(Set exercise)
Using the listing below, report all lines holding the word "name".

________________

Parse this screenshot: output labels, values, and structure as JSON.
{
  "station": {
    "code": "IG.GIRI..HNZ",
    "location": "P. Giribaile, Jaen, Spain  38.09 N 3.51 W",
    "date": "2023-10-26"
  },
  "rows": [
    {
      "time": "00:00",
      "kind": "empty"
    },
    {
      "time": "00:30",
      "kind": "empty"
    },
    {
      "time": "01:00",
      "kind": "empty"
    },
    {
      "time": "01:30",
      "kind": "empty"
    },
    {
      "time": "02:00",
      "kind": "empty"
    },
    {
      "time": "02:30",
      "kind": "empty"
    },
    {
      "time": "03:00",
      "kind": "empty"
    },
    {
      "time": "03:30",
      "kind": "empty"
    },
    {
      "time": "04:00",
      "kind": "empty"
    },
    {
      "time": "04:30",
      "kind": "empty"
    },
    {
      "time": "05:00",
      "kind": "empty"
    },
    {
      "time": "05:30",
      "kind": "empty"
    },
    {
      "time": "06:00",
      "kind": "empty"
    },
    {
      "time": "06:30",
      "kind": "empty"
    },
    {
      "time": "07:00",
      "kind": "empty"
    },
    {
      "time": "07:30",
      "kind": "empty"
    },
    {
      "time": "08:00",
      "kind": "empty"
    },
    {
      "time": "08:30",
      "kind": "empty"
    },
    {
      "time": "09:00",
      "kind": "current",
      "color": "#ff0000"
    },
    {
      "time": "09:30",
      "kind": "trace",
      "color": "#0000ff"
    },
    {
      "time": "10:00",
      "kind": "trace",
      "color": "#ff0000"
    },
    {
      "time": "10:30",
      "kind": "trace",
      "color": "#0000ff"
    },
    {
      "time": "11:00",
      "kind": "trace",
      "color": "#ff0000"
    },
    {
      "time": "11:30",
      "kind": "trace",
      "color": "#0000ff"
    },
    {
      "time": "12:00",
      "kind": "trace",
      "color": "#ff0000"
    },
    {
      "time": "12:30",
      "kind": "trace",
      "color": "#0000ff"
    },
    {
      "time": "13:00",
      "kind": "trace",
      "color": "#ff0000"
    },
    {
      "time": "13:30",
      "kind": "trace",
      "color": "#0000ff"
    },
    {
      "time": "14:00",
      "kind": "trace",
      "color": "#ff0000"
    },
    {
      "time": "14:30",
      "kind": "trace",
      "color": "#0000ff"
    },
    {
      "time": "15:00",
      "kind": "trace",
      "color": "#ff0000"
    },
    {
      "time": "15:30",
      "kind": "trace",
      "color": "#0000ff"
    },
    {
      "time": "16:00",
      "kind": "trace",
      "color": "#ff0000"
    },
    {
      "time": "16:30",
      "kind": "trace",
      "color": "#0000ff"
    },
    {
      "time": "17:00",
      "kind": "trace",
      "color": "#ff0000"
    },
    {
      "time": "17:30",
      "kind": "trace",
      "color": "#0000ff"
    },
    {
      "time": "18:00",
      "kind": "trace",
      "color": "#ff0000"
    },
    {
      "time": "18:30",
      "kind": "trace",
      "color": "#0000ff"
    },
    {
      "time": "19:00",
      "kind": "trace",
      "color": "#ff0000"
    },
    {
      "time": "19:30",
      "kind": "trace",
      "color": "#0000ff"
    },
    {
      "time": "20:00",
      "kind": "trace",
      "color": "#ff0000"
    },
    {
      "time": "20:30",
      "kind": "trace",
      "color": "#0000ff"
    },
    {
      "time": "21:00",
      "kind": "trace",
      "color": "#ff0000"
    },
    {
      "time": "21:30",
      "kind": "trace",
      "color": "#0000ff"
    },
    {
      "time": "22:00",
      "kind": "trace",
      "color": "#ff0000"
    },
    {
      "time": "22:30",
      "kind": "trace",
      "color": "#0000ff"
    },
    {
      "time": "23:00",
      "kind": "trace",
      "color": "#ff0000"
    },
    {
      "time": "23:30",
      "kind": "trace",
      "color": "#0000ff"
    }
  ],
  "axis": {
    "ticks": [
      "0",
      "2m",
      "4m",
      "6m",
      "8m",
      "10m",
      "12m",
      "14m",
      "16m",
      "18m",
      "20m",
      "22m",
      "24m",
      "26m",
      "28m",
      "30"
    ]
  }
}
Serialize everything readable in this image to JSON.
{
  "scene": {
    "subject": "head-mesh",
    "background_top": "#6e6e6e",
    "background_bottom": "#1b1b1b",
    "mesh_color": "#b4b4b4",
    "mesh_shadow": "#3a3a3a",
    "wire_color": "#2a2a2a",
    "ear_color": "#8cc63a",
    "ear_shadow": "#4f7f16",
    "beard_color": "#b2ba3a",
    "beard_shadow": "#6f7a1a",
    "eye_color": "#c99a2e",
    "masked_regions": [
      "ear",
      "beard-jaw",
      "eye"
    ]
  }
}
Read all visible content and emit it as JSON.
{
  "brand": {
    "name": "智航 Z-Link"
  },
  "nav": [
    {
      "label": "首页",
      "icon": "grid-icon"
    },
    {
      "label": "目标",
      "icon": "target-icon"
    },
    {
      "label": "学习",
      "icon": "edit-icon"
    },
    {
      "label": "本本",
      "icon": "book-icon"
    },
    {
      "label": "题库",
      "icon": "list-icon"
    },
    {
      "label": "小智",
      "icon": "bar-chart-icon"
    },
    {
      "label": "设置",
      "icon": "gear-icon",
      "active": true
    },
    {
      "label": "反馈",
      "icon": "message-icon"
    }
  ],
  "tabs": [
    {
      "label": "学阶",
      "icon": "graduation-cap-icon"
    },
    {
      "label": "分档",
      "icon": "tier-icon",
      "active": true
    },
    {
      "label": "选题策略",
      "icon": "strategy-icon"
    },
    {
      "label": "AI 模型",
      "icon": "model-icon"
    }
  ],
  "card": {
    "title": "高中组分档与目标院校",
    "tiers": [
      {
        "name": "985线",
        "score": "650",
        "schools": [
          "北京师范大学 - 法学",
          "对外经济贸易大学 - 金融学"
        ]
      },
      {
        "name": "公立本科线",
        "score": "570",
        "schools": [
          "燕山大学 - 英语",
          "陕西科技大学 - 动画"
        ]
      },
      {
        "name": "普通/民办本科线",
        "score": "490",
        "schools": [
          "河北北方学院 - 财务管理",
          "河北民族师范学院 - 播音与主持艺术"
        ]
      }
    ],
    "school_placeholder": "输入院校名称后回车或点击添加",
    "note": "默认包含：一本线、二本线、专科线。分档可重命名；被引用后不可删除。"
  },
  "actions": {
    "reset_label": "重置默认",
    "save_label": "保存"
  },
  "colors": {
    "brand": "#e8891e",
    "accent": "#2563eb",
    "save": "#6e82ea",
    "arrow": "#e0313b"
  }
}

________________

(Task solution)
    "name": "智航 Z-Link"
        "name": "985线",
        "name": "公立本科线",
        "name": "普通/民办本科线",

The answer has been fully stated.